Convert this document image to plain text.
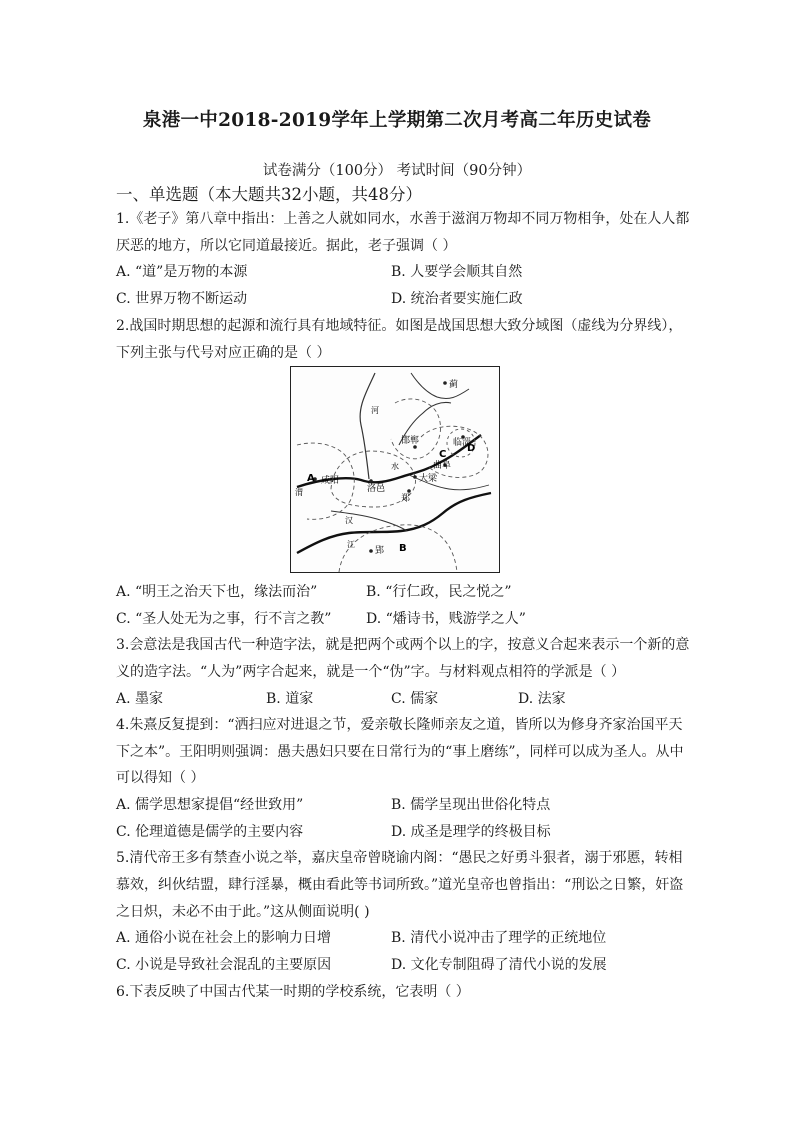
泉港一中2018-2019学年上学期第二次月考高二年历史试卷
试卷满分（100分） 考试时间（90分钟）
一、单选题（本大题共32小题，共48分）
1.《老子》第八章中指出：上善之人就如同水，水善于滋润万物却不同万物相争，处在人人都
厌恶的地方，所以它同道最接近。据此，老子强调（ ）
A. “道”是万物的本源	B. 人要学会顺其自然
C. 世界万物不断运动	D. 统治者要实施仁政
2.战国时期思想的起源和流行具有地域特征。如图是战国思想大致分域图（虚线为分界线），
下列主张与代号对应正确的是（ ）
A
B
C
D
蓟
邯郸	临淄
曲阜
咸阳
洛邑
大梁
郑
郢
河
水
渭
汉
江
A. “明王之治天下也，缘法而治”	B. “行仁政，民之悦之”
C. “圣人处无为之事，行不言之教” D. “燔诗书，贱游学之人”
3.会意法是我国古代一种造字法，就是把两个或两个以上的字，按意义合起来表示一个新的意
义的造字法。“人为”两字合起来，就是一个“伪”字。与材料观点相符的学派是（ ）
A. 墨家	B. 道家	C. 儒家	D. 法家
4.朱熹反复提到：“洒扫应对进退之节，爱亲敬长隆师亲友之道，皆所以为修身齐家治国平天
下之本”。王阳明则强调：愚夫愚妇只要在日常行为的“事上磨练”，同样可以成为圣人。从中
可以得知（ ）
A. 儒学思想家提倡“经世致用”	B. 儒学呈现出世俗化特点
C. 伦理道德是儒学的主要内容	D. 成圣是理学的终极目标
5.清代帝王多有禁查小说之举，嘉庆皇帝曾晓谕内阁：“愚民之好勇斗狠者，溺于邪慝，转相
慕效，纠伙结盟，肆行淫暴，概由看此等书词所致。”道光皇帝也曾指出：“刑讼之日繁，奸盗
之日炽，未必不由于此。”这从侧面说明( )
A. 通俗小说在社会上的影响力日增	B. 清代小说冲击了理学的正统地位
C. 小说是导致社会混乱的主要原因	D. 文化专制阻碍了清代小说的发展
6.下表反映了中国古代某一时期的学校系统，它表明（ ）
——————
#### What is expected:
The pictures should not be reproduced; quote all of the other material exactly.

#### Written answer:
Convert this document image to plain text.
泉港一中2018-2019学年上学期第二次月考高二年历史试卷
试卷满分（100分） 考试时间（90分钟）
一、单选题（本大题共32小题，共48分）
1.《老子》第八章中指出：上善之人就如同水，水善于滋润万物却不同万物相争，处在人人都
厌恶的地方，所以它同道最接近。据此，老子强调（ ）
A. “道”是万物的本源	B. 人要学会顺其自然
C. 世界万物不断运动	D. 统治者要实施仁政
2.战国时期思想的起源和流行具有地域特征。如图是战国思想大致分域图（虚线为分界线），
下列主张与代号对应正确的是（ ）
A
B
C
D
蓟
邯郸	临淄
曲阜
咸阳
洛邑
大梁
郑
郢
河
水
渭
汉
江
A. “明王之治天下也，缘法而治”	B. “行仁政，民之悦之”
C. “圣人处无为之事，行不言之教” D. “燔诗书，贱游学之人”
3.会意法是我国古代一种造字法，就是把两个或两个以上的字，按意义合起来表示一个新的意
义的造字法。“人为”两字合起来，就是一个“伪”字。与材料观点相符的学派是（ ）
A. 墨家	B. 道家	C. 儒家	D. 法家
4.朱熹反复提到：“洒扫应对进退之节，爱亲敬长隆师亲友之道，皆所以为修身齐家治国平天
下之本”。王阳明则强调：愚夫愚妇只要在日常行为的“事上磨练”，同样可以成为圣人。从中
可以得知（ ）
A. 儒学思想家提倡“经世致用”	B. 儒学呈现出世俗化特点
C. 伦理道德是儒学的主要内容	D. 成圣是理学的终极目标
5.清代帝王多有禁查小说之举，嘉庆皇帝曾晓谕内阁：“愚民之好勇斗狠者，溺于邪慝，转相
慕效，纠伙结盟，肆行淫暴，概由看此等书词所致。”道光皇帝也曾指出：“刑讼之日繁，奸盗
之日炽，未必不由于此。”这从侧面说明( )
A. 通俗小说在社会上的影响力日增	B. 清代小说冲击了理学的正统地位
C. 小说是导致社会混乱的主要原因	D. 文化专制阻碍了清代小说的发展
6.下表反映了中国古代某一时期的学校系统，它表明（ ）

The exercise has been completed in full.